-- START DATA FOR THE TASK --

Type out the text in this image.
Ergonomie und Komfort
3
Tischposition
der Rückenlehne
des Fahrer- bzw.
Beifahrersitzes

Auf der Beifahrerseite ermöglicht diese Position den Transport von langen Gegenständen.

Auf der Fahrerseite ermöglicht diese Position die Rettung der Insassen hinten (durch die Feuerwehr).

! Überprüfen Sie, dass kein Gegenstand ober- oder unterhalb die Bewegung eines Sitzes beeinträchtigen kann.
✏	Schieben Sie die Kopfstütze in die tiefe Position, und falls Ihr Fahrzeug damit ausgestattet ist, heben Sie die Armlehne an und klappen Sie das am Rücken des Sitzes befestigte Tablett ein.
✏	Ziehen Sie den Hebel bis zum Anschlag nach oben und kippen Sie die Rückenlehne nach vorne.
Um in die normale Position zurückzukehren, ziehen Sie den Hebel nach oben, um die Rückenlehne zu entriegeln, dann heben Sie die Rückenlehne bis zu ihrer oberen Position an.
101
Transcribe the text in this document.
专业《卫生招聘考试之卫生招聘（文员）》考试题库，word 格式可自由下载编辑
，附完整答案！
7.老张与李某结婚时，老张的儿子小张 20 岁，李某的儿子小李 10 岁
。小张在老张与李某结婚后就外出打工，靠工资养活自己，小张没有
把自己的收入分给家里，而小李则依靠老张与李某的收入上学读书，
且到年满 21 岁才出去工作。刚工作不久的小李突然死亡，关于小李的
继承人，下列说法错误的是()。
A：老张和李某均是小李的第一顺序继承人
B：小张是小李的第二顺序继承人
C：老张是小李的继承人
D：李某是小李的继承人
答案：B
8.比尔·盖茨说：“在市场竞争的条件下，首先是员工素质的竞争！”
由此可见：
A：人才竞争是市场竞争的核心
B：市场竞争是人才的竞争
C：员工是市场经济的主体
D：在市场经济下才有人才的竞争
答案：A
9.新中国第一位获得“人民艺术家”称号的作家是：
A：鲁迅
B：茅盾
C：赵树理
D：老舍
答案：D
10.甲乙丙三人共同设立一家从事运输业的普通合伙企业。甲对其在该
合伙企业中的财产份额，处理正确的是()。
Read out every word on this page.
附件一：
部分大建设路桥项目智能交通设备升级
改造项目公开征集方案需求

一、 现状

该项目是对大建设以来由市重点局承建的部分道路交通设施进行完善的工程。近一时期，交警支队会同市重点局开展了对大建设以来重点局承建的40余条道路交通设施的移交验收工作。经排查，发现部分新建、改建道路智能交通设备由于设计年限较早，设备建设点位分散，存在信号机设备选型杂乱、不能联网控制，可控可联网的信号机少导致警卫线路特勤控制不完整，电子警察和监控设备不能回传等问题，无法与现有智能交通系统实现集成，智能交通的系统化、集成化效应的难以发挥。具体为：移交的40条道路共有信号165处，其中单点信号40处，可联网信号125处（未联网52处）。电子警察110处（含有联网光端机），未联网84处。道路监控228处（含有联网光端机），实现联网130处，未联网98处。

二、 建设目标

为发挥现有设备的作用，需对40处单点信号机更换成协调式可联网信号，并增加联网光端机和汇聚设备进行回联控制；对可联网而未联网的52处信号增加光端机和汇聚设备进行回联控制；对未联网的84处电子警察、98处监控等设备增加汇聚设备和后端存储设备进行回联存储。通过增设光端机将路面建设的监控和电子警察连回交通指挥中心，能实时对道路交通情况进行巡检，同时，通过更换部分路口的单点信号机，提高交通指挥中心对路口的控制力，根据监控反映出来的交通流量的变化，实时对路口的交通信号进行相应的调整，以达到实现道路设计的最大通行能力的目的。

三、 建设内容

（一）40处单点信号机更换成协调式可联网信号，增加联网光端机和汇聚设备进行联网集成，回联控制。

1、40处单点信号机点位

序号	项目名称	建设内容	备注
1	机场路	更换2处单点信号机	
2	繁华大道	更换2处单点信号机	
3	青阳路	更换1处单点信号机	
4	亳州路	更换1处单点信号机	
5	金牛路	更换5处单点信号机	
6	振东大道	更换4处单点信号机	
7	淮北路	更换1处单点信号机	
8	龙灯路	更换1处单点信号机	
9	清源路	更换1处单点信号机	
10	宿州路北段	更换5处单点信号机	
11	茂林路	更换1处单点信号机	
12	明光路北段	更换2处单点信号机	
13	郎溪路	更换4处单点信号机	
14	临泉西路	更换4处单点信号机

-- END DATA FOR THE TASK --

Where a line in the material contains "text", copy that line.

» **WORKED ANSWER**
Type out the text in this image.
Transcribe the text in this document.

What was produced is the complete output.